Entries with figure data:
'''

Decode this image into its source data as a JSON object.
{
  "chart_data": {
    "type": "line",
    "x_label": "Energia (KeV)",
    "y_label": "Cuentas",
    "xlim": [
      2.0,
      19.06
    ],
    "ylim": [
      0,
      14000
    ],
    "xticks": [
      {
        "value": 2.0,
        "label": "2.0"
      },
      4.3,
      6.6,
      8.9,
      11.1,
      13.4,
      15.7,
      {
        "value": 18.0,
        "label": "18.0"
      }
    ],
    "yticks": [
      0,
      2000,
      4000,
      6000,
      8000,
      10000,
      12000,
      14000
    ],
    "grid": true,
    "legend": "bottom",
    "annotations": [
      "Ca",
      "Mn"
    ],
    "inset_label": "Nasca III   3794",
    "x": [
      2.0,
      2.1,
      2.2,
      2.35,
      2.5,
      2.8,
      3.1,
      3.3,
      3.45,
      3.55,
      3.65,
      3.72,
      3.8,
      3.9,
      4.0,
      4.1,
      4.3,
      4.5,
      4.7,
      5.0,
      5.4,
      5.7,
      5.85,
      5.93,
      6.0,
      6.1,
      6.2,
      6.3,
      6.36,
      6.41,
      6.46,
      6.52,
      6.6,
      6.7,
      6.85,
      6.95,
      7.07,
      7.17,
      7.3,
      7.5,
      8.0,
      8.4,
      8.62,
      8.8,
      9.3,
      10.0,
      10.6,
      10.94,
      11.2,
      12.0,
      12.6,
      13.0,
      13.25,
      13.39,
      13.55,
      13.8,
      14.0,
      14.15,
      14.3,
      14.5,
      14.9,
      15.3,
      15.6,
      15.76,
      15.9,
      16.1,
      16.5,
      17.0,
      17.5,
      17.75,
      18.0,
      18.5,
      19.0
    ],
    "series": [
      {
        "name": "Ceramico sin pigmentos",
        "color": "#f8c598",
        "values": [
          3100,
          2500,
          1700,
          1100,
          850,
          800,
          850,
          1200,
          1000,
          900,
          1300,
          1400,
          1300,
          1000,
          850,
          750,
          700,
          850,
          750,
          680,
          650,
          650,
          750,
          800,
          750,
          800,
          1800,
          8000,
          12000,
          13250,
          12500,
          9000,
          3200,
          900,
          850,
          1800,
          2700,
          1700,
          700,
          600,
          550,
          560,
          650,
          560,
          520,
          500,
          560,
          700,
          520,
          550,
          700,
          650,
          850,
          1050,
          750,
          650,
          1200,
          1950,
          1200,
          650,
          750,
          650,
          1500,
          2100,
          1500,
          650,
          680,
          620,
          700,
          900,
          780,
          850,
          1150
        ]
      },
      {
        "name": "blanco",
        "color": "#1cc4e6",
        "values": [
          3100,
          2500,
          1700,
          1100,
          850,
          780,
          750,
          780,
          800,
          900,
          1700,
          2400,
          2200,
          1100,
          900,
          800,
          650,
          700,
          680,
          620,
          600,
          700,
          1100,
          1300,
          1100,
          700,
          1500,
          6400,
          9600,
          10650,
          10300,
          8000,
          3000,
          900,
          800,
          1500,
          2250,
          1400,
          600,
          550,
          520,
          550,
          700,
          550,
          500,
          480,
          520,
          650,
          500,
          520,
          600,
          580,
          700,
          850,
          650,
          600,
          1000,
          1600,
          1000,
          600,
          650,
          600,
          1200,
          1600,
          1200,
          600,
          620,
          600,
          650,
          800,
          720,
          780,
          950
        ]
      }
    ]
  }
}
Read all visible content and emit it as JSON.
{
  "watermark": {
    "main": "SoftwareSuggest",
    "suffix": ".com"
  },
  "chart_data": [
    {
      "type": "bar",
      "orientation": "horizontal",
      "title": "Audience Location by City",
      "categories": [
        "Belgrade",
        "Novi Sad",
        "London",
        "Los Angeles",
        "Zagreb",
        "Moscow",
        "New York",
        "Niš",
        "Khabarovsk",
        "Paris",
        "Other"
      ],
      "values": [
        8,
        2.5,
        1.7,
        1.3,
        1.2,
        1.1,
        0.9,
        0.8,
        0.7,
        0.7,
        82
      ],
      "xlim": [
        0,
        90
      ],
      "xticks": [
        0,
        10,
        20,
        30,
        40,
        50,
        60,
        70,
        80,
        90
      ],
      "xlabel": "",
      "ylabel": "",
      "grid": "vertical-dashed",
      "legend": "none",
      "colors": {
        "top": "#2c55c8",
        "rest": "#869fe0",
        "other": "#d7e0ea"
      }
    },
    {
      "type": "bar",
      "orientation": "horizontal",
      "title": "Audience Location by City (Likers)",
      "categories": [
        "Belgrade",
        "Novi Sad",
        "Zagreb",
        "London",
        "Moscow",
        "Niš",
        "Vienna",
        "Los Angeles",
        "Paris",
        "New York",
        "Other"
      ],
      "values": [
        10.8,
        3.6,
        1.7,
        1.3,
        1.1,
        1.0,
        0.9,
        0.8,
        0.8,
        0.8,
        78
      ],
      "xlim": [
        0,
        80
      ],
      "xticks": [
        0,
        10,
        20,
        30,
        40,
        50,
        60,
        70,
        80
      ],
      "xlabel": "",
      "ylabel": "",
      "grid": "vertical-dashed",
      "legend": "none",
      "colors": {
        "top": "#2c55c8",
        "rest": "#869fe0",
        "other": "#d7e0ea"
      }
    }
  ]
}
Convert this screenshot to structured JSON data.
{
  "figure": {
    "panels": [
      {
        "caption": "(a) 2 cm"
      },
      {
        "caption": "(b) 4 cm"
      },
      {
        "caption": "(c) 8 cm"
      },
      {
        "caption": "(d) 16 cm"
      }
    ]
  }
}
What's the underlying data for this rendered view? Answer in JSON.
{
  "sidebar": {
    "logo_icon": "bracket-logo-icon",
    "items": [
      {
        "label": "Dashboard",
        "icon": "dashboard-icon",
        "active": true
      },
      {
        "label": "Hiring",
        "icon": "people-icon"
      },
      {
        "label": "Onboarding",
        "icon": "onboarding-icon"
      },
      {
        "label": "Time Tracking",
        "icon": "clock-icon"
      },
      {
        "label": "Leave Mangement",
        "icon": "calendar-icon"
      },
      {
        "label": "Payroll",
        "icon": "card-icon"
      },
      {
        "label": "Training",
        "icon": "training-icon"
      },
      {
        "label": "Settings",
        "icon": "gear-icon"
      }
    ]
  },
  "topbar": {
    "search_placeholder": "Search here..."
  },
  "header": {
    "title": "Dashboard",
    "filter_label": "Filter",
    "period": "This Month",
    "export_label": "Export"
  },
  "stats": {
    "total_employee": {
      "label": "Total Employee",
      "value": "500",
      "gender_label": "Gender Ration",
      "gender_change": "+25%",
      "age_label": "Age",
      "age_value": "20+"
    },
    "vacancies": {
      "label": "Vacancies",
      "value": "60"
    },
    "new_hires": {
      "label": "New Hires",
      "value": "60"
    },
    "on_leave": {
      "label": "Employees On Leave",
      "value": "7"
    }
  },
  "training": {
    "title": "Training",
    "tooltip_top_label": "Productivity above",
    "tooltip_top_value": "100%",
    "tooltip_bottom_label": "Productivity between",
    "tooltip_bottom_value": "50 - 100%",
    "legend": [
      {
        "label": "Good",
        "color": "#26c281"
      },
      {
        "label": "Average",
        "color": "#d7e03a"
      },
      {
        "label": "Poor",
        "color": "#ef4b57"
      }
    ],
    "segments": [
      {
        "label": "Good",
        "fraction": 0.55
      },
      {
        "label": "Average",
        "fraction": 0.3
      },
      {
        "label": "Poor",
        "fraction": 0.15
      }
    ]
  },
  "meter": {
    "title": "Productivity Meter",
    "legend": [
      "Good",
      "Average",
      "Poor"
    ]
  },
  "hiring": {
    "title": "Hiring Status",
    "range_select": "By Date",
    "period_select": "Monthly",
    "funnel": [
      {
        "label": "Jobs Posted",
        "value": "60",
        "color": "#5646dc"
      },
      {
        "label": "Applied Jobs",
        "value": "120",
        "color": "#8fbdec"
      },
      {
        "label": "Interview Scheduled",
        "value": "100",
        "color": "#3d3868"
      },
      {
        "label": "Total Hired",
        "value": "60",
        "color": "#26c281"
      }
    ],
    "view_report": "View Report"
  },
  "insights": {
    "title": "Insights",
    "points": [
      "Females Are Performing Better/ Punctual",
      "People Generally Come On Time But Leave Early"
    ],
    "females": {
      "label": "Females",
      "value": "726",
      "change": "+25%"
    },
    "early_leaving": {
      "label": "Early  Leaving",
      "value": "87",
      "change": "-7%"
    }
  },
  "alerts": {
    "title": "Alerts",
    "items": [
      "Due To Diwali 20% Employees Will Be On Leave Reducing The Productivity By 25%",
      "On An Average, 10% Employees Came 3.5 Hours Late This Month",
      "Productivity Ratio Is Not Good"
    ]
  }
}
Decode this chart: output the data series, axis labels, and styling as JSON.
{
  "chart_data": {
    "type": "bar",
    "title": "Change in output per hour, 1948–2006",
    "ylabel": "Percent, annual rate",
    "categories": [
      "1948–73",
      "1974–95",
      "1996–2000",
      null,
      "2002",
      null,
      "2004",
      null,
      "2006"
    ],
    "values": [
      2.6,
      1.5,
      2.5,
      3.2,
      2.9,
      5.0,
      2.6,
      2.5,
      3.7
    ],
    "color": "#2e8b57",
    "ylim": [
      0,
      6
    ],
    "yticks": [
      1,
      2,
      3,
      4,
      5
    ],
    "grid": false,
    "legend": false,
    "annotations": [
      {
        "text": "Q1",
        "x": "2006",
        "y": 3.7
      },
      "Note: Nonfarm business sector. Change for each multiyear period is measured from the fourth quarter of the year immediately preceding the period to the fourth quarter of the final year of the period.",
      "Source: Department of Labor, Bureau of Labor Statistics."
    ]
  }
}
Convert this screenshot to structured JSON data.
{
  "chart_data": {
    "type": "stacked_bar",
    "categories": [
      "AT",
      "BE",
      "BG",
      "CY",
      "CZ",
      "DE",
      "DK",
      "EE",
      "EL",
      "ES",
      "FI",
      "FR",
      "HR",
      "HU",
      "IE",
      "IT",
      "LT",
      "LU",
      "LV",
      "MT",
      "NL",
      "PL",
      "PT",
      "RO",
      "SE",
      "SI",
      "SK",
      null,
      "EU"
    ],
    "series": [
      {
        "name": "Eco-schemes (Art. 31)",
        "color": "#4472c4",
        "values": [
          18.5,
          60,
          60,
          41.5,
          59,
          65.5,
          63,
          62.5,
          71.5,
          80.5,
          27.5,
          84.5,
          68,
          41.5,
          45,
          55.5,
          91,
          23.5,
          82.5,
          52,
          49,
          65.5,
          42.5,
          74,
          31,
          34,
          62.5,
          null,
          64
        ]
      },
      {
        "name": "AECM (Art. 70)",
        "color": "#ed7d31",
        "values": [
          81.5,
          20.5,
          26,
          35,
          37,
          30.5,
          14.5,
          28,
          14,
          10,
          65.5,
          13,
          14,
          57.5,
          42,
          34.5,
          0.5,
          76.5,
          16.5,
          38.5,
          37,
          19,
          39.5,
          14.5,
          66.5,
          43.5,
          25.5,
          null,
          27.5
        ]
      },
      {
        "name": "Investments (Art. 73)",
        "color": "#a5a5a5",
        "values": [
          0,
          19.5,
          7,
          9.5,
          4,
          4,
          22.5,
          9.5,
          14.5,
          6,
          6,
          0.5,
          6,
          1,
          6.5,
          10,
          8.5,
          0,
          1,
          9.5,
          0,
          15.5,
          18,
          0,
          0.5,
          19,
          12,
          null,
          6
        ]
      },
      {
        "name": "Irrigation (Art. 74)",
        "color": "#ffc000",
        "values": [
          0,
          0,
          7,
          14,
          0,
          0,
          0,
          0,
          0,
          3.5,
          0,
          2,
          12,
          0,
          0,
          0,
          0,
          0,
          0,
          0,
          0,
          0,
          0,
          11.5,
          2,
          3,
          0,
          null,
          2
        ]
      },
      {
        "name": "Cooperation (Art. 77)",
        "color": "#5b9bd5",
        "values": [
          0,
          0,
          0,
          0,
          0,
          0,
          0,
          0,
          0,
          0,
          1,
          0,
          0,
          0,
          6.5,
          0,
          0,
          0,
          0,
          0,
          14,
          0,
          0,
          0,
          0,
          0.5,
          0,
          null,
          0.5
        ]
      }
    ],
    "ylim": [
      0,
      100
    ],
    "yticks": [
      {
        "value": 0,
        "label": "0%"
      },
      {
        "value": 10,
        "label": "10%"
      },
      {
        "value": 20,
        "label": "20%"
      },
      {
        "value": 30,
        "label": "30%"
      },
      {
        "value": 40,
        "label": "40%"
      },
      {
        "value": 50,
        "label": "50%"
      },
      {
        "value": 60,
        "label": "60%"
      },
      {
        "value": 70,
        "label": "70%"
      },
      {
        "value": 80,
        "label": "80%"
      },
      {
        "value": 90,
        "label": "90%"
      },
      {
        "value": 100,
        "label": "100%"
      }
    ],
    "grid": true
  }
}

'''

▶ **What you need to do**: Check each line above for the word "Decode" and copy the ones that have it.

▶ **Complete response**:
Decode this image into its source data as a JSON object.
Decode this chart: output the data series, axis labels, and styling as JSON.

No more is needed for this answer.